- _Exercise description_
Return the listing word for word, as given.
— Start of Entries shown —
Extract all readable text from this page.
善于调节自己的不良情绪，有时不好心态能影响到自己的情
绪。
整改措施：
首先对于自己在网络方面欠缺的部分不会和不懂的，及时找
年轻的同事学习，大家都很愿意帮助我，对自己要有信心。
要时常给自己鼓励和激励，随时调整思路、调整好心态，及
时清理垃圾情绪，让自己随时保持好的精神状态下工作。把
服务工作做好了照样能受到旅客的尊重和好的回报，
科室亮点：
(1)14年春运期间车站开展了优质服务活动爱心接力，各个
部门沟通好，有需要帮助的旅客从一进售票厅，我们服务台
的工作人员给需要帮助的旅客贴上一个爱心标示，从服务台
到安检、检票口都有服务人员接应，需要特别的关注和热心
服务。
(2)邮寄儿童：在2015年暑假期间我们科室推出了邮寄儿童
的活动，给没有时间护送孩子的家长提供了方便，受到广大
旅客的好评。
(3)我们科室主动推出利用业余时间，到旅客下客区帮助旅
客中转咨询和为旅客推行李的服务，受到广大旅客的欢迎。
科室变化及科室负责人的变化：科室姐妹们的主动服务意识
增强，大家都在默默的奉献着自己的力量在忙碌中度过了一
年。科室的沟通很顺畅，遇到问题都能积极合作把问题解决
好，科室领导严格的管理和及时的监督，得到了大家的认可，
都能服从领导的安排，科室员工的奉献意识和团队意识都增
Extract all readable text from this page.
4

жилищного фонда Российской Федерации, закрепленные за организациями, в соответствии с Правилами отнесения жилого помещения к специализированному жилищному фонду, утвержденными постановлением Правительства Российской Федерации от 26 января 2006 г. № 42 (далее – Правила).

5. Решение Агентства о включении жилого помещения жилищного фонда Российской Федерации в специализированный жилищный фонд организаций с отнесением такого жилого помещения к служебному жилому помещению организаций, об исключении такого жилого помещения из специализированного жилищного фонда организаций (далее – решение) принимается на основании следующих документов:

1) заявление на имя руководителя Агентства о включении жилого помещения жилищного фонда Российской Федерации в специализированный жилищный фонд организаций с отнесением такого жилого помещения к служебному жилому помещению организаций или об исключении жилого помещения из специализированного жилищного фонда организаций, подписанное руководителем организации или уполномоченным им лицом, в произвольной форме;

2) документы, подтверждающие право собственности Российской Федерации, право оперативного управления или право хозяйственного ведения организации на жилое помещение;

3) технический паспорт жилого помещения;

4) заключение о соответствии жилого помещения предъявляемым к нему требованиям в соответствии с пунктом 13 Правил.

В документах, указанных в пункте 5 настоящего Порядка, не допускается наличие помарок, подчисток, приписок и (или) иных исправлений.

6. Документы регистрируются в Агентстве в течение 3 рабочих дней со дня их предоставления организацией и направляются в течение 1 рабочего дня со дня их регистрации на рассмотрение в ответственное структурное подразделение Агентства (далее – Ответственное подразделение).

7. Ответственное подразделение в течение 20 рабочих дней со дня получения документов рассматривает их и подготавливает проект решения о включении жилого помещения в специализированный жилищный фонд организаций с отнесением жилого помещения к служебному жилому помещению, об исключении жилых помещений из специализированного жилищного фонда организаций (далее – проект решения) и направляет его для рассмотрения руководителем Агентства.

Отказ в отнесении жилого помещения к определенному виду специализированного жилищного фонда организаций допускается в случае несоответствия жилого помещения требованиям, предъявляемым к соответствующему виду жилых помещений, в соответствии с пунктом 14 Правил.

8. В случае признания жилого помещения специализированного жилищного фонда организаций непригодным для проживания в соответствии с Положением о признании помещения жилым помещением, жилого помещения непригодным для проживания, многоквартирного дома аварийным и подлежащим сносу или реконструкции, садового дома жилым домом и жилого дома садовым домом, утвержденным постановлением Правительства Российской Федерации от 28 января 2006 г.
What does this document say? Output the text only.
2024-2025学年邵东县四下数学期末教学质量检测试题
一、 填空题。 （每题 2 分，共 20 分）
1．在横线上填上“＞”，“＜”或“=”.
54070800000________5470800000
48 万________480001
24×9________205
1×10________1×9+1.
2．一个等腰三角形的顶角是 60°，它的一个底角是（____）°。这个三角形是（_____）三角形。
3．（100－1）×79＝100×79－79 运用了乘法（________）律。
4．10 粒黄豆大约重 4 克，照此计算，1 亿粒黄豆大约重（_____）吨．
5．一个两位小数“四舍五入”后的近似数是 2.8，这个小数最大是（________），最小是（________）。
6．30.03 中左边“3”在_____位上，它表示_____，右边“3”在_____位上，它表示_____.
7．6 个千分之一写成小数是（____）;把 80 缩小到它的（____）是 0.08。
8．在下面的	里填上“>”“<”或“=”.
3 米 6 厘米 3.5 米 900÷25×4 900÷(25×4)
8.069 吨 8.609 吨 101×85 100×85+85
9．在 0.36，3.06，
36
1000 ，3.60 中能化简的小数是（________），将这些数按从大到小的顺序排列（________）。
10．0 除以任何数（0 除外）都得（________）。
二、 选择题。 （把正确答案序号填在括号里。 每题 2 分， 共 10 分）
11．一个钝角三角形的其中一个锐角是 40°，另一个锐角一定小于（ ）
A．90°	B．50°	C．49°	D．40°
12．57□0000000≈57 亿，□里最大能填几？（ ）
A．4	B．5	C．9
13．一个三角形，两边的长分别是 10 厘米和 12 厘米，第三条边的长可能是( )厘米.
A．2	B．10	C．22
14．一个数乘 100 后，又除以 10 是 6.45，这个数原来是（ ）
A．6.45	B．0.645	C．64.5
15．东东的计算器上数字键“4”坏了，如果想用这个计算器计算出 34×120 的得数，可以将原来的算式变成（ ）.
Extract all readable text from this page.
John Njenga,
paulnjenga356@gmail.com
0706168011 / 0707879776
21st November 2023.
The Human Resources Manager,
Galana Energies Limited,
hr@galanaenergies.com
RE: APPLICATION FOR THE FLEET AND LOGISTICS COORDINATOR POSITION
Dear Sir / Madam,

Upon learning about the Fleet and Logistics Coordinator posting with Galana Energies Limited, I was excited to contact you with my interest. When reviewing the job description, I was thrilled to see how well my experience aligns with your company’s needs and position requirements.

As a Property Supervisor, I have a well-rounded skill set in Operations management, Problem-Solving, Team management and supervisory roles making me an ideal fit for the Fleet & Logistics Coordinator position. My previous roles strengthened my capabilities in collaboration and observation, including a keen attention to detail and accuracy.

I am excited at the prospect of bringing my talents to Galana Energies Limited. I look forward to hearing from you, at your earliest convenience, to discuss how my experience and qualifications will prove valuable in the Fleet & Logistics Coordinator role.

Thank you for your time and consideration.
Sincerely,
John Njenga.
— End of Entries shown —
- _Final answer_
Extract all readable text from this page.
善于调节自己的不良情绪，有时不好心态能影响到自己的情
绪。
整改措施：
首先对于自己在网络方面欠缺的部分不会和不懂的，及时找
年轻的同事学习，大家都很愿意帮助我，对自己要有信心。
要时常给自己鼓励和激励，随时调整思路、调整好心态，及
时清理垃圾情绪，让自己随时保持好的精神状态下工作。把
服务工作做好了照样能受到旅客的尊重和好的回报，
科室亮点：
(1)14年春运期间车站开展了优质服务活动爱心接力，各个
部门沟通好，有需要帮助的旅客从一进售票厅，我们服务台
的工作人员给需要帮助的旅客贴上一个爱心标示，从服务台
到安检、检票口都有服务人员接应，需要特别的关注和热心
服务。
(2)邮寄儿童：在2015年暑假期间我们科室推出了邮寄儿童
的活动，给没有时间护送孩子的家长提供了方便，受到广大
旅客的好评。
(3)我们科室主动推出利用业余时间，到旅客下客区帮助旅
客中转咨询和为旅客推行李的服务，受到广大旅客的欢迎。
科室变化及科室负责人的变化：科室姐妹们的主动服务意识
增强，大家都在默默的奉献着自己的力量在忙碌中度过了一
年。科室的沟通很顺畅，遇到问题都能积极合作把问题解决
好，科室领导严格的管理和及时的监督，得到了大家的认可，
都能服从领导的安排，科室员工的奉献意识和团队意识都增
Extract all readable text from this page.
4

жилищного фонда Российской Федерации, закрепленные за организациями, в соответствии с Правилами отнесения жилого помещения к специализированному жилищному фонду, утвержденными постановлением Правительства Российской Федерации от 26 января 2006 г. № 42 (далее – Правила).

5. Решение Агентства о включении жилого помещения жилищного фонда Российской Федерации в специализированный жилищный фонд организаций с отнесением такого жилого помещения к служебному жилому помещению организаций, об исключении такого жилого помещения из специализированного жилищного фонда организаций (далее – решение) принимается на основании следующих документов:

1) заявление на имя руководителя Агентства о включении жилого помещения жилищного фонда Российской Федерации в специализированный жилищный фонд организаций с отнесением такого жилого помещения к служебному жилому помещению организаций или об исключении жилого помещения из специализированного жилищного фонда организаций, подписанное руководителем организации или уполномоченным им лицом, в произвольной форме;

2) документы, подтверждающие право собственности Российской Федерации, право оперативного управления или право хозяйственного ведения организации на жилое помещение;

3) технический паспорт жилого помещения;

4) заключение о соответствии жилого помещения предъявляемым к нему требованиям в соответствии с пунктом 13 Правил.

В документах, указанных в пункте 5 настоящего Порядка, не допускается наличие помарок, подчисток, приписок и (или) иных исправлений.

6. Документы регистрируются в Агентстве в течение 3 рабочих дней со дня их предоставления организацией и направляются в течение 1 рабочего дня со дня их регистрации на рассмотрение в ответственное структурное подразделение Агентства (далее – Ответственное подразделение).

7. Ответственное подразделение в течение 20 рабочих дней со дня получения документов рассматривает их и подготавливает проект решения о включении жилого помещения в специализированный жилищный фонд организаций с отнесением жилого помещения к служебному жилому помещению, об исключении жилых помещений из специализированного жилищного фонда организаций (далее – проект решения) и направляет его для рассмотрения руководителем Агентства.

Отказ в отнесении жилого помещения к определенному виду специализированного жилищного фонда организаций допускается в случае несоответствия жилого помещения требованиям, предъявляемым к соответствующему виду жилых помещений, в соответствии с пунктом 14 Правил.

8. В случае признания жилого помещения специализированного жилищного фонда организаций непригодным для проживания в соответствии с Положением о признании помещения жилым помещением, жилого помещения непригодным для проживания, многоквартирного дома аварийным и подлежащим сносу или реконструкции, садового дома жилым домом и жилого дома садовым домом, утвержденным постановлением Правительства Российской Федерации от 28 января 2006 г.
What does this document say? Output the text only.
2024-2025学年邵东县四下数学期末教学质量检测试题
一、 填空题。 （每题 2 分，共 20 分）
1．在横线上填上“＞”，“＜”或“=”.
54070800000________5470800000
48 万________480001
24×9________205
1×10________1×9+1.
2．一个等腰三角形的顶角是 60°，它的一个底角是（____）°。这个三角形是（_____）三角形。
3．（100－1）×79＝100×79－79 运用了乘法（________）律。
4．10 粒黄豆大约重 4 克，照此计算，1 亿粒黄豆大约重（_____）吨．
5．一个两位小数“四舍五入”后的近似数是 2.8，这个小数最大是（________），最小是（________）。
6．30.03 中左边“3”在_____位上，它表示_____，右边“3”在_____位上，它表示_____.
7．6 个千分之一写成小数是（____）;把 80 缩小到它的（____）是 0.08。
8．在下面的	里填上“>”“<”或“=”.
3 米 6 厘米 3.5 米 900÷25×4 900÷(25×4)
8.069 吨 8.609 吨 101×85 100×85+85
9．在 0.36，3.06，
36
1000 ，3.60 中能化简的小数是（________），将这些数按从大到小的顺序排列（________）。
10．0 除以任何数（0 除外）都得（________）。
二、 选择题。 （把正确答案序号填在括号里。 每题 2 分， 共 10 分）
11．一个钝角三角形的其中一个锐角是 40°，另一个锐角一定小于（ ）
A．90°	B．50°	C．49°	D．40°
12．57□0000000≈57 亿，□里最大能填几？（ ）
A．4	B．5	C．9
13．一个三角形，两边的长分别是 10 厘米和 12 厘米，第三条边的长可能是( )厘米.
A．2	B．10	C．22
14．一个数乘 100 后，又除以 10 是 6.45，这个数原来是（ ）
A．6.45	B．0.645	C．64.5
15．东东的计算器上数字键“4”坏了，如果想用这个计算器计算出 34×120 的得数，可以将原来的算式变成（ ）.
Extract all readable text from this page.
John Njenga,
paulnjenga356@gmail.com
0706168011 / 0707879776
21st November 2023.
The Human Resources Manager,
Galana Energies Limited,
hr@galanaenergies.com
RE: APPLICATION FOR THE FLEET AND LOGISTICS COORDINATOR POSITION
Dear Sir / Madam,

Upon learning about the Fleet and Logistics Coordinator posting with Galana Energies Limited, I was excited to contact you with my interest. When reviewing the job description, I was thrilled to see how well my experience aligns with your company’s needs and position requirements.

As a Property Supervisor, I have a well-rounded skill set in Operations management, Problem-Solving, Team management and supervisory roles making me an ideal fit for the Fleet & Logistics Coordinator position. My previous roles strengthened my capabilities in collaboration and observation, including a keen attention to detail and accuracy.

I am excited at the prospect of bringing my talents to Galana Energies Limited. I look forward to hearing from you, at your earliest convenience, to discuss how my experience and qualifications will prove valuable in the Fleet & Logistics Coordinator role.

Thank you for your time and consideration.
Sincerely,
John Njenga.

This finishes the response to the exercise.